> EXERCISE GOAL: Find how many lines contain the word "Island" and state that number alone.

#####

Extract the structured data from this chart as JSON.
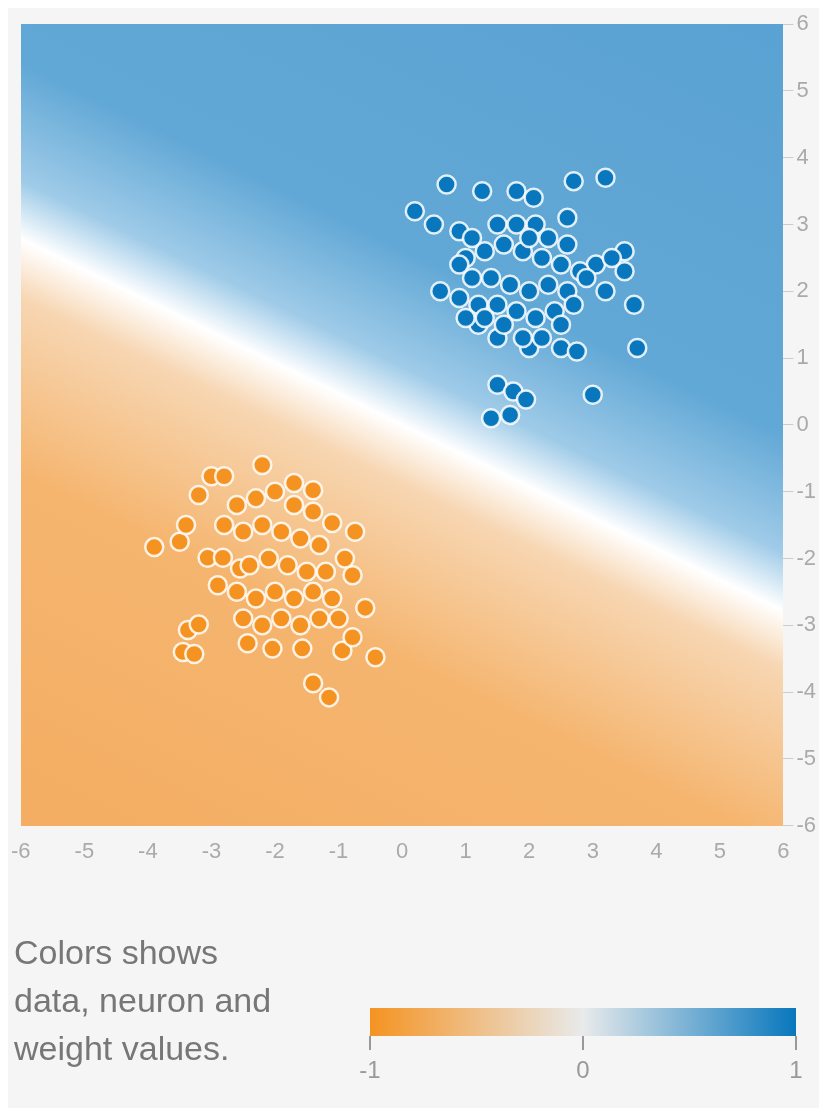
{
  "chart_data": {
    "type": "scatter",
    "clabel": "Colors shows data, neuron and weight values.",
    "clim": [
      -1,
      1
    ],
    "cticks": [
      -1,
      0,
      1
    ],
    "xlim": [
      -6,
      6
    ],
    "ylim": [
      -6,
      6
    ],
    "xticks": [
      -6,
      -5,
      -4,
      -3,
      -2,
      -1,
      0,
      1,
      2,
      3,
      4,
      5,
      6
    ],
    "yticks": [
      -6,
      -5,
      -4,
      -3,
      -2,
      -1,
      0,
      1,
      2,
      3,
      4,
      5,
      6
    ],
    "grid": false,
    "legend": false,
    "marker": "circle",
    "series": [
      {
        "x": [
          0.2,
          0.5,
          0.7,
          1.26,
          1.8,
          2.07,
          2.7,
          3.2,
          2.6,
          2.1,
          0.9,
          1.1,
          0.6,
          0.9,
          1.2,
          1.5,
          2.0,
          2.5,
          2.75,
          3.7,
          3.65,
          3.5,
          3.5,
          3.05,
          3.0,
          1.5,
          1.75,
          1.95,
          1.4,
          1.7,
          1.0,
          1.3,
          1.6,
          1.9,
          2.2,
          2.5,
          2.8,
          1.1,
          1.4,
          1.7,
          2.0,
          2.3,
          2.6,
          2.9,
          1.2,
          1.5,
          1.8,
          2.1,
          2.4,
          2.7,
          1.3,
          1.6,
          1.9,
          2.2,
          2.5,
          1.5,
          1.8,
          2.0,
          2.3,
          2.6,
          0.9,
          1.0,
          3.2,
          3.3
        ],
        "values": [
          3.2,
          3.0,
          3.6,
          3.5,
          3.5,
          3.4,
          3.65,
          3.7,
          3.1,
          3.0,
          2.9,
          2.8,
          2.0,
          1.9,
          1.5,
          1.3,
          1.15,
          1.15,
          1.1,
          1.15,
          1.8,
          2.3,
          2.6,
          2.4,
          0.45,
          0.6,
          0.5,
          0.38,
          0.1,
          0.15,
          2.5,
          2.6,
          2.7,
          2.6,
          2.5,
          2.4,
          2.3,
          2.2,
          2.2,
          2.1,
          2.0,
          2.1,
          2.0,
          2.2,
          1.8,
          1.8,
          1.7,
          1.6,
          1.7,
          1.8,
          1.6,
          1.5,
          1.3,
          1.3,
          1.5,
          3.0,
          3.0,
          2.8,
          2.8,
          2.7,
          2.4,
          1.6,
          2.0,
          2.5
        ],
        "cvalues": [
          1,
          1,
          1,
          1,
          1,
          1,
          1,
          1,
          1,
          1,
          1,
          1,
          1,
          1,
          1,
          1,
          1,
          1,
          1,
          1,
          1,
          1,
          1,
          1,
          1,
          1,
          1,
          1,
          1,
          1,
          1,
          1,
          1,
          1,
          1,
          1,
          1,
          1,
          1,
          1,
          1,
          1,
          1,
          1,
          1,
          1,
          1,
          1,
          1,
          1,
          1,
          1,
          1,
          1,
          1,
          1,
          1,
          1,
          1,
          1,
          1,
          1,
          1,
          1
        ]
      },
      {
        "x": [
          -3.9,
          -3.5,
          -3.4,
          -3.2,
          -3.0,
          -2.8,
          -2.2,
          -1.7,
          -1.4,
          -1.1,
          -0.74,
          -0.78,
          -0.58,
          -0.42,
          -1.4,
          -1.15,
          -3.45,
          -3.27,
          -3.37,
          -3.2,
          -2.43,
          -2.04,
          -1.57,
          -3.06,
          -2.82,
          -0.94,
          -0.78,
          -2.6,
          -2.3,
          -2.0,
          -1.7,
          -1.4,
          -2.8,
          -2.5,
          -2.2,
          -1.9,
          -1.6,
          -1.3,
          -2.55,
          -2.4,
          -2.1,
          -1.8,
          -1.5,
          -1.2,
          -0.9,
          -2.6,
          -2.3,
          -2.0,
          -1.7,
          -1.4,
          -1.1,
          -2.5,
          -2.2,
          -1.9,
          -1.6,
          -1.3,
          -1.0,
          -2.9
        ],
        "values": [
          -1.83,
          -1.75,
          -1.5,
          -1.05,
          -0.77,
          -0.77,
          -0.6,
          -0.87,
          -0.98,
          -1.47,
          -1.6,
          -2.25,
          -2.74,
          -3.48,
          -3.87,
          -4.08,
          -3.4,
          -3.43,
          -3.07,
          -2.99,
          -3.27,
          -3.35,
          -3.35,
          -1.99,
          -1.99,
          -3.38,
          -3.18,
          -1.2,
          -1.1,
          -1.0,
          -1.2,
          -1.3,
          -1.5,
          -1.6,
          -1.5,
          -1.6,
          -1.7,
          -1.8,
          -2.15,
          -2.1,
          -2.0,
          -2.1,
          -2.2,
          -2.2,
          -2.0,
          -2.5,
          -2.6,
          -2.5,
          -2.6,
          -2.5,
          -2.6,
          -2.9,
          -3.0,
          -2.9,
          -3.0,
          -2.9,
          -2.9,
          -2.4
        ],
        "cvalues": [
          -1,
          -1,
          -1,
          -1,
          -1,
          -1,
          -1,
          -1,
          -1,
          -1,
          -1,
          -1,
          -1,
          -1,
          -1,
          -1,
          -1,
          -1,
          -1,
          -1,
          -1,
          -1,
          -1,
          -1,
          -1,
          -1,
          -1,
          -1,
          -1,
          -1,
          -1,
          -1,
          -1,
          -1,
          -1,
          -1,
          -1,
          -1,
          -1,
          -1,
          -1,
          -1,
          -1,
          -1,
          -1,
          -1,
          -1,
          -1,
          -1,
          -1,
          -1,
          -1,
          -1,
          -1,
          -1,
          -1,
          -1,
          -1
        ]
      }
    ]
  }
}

#####

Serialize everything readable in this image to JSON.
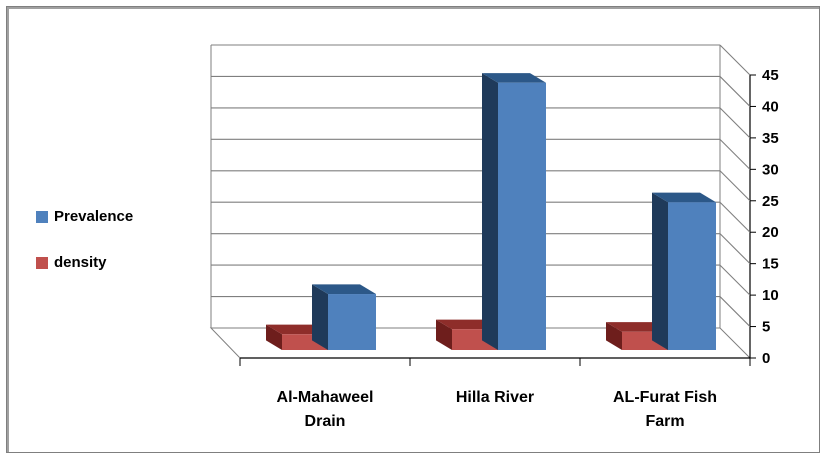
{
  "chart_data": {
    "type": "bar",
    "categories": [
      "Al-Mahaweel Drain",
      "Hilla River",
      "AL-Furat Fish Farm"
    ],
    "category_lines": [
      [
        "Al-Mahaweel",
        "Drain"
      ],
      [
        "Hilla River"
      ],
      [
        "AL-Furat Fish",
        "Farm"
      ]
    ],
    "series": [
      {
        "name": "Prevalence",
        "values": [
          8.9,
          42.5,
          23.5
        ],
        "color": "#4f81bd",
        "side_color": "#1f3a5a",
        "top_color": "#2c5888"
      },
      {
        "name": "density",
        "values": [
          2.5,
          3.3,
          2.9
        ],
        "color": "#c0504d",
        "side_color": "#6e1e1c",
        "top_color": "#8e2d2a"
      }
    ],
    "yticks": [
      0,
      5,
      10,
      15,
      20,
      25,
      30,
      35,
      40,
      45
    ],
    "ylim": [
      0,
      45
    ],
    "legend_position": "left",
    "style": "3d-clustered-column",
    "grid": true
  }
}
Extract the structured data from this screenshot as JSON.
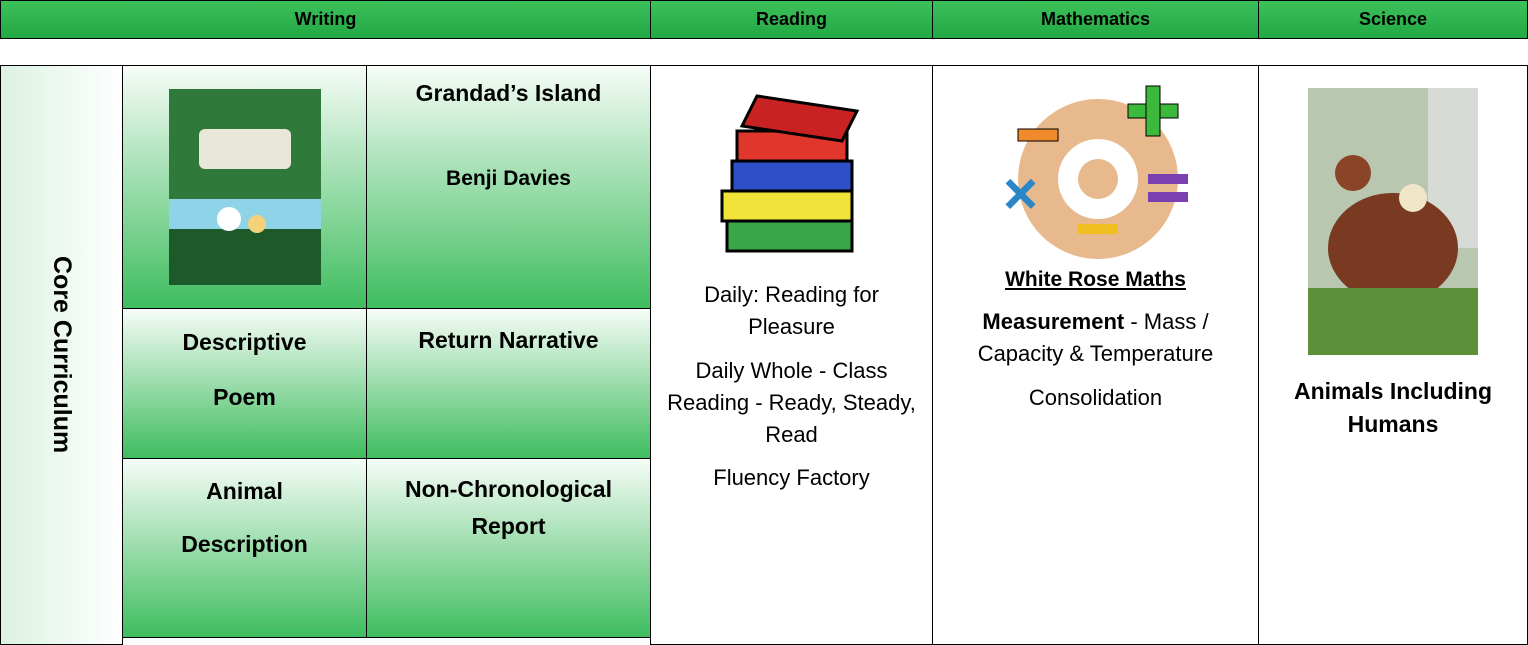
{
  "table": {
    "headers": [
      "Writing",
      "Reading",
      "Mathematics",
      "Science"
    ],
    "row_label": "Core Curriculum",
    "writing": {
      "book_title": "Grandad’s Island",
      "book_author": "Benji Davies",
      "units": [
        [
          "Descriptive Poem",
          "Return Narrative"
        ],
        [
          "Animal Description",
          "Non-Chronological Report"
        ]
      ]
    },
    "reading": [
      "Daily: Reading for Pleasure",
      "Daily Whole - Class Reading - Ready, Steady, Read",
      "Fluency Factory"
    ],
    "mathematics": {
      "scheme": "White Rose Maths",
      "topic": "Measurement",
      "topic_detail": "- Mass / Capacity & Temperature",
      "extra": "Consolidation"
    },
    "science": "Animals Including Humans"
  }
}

#####

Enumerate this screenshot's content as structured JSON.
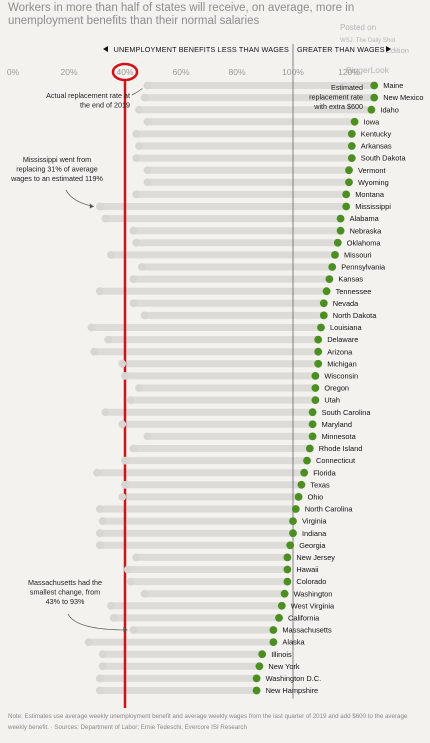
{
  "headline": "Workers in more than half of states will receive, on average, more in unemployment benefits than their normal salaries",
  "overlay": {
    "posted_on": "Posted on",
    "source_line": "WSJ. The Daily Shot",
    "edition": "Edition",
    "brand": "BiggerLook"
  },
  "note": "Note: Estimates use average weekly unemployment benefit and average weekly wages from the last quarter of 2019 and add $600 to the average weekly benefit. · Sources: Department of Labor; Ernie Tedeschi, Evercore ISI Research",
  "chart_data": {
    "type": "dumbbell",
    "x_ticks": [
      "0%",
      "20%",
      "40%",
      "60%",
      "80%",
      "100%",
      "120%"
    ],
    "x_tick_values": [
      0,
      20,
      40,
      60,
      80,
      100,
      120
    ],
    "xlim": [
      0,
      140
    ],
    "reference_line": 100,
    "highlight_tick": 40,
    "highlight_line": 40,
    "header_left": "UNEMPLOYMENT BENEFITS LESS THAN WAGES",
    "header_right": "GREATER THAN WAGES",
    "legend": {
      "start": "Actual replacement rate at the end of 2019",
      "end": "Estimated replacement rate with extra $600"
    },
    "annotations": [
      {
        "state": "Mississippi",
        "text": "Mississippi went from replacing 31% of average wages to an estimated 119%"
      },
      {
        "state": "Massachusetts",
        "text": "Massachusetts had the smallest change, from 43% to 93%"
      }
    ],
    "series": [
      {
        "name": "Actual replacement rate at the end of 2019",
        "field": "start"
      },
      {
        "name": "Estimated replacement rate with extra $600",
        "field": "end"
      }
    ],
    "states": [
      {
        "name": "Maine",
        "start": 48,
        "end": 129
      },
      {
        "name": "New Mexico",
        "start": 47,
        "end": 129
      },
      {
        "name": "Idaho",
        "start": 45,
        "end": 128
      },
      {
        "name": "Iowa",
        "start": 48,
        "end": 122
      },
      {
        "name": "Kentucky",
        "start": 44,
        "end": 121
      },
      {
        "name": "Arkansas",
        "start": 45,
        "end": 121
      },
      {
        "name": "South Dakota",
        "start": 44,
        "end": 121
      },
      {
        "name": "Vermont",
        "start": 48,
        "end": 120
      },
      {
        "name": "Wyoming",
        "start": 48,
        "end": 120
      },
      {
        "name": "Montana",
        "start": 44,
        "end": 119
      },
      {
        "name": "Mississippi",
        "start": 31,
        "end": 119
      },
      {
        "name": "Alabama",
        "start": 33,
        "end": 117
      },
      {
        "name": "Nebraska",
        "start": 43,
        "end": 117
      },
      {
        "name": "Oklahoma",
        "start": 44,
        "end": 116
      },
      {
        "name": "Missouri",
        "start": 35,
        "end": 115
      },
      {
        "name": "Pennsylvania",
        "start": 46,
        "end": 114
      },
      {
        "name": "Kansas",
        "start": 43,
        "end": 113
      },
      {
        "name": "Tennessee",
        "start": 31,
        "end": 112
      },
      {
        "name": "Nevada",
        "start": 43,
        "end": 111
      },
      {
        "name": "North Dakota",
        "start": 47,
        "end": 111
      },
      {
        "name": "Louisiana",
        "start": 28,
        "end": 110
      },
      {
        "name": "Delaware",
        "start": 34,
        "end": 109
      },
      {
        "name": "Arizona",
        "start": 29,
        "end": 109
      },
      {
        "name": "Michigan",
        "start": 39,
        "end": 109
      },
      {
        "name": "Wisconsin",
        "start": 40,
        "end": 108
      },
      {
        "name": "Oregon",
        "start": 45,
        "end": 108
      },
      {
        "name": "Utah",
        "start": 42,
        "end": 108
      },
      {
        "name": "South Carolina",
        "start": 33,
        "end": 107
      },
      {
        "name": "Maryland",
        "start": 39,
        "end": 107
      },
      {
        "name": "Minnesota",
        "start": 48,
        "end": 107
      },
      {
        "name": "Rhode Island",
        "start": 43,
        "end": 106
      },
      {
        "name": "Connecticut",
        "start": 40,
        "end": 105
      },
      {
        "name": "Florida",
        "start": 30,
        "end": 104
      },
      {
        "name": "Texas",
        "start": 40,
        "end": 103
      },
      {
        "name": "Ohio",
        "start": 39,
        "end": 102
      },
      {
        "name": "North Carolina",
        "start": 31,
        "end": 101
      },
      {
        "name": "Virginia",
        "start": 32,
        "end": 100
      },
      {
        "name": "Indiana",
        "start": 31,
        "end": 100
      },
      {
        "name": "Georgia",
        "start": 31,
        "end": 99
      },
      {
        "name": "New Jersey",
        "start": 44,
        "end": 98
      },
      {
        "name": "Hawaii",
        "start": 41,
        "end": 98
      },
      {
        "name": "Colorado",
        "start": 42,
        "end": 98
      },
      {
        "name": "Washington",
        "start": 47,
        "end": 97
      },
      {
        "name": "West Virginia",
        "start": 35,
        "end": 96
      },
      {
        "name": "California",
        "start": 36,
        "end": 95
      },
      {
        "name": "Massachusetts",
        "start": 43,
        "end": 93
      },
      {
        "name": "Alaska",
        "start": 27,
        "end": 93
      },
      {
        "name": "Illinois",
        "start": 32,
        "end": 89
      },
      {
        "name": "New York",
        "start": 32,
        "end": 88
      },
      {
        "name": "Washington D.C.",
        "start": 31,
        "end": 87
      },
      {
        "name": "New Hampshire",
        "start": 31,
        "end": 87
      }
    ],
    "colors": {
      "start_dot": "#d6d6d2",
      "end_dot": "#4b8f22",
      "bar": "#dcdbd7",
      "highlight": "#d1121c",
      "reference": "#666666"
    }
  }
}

#####

> OUTPUT: 2